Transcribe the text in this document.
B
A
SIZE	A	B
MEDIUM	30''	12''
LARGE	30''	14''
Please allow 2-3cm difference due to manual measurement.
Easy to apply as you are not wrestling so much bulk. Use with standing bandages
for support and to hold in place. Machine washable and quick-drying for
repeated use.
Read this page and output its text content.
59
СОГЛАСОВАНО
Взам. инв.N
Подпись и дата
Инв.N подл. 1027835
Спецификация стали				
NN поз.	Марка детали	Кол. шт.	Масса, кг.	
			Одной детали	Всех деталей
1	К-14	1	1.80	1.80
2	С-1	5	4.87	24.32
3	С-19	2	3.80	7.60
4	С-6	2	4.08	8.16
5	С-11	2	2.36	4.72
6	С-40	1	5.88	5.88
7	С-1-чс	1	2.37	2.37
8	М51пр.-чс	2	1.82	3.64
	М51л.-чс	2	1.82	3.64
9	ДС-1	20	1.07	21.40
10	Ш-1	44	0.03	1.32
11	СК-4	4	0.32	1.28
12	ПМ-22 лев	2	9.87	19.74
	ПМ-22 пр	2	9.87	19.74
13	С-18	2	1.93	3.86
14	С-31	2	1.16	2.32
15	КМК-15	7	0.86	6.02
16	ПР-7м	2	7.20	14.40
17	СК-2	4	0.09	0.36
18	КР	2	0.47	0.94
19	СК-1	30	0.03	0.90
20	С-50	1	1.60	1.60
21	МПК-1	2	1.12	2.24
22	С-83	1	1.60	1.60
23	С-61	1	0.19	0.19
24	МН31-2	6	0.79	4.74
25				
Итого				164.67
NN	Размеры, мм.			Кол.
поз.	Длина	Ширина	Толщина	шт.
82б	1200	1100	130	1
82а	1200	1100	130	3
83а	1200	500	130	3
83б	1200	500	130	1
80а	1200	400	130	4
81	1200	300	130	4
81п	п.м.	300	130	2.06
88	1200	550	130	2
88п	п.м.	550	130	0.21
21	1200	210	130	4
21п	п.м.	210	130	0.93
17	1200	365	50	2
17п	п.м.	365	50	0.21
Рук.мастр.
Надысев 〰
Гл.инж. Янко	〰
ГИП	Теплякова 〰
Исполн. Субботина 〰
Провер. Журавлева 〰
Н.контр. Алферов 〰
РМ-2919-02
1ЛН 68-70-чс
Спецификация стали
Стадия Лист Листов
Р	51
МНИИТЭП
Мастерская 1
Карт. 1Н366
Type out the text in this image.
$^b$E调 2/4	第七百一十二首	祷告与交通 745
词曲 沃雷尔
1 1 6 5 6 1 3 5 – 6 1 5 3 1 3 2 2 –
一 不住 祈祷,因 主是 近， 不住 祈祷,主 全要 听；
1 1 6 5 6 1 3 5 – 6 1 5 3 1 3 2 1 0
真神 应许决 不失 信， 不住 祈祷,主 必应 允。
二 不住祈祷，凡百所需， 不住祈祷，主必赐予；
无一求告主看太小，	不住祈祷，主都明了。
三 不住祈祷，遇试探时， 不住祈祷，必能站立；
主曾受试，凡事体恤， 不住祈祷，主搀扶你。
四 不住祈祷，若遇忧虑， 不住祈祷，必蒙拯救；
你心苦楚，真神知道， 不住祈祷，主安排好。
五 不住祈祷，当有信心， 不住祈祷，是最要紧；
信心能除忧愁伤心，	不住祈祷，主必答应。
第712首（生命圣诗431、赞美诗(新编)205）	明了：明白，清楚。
---+---
- Objective: Search the entries for the word "детали" and copy every line that has it.

- Correct answer:
NN поз.	Марка детали	Кол. шт.	Масса, кг.	
			Одной детали	Всех деталей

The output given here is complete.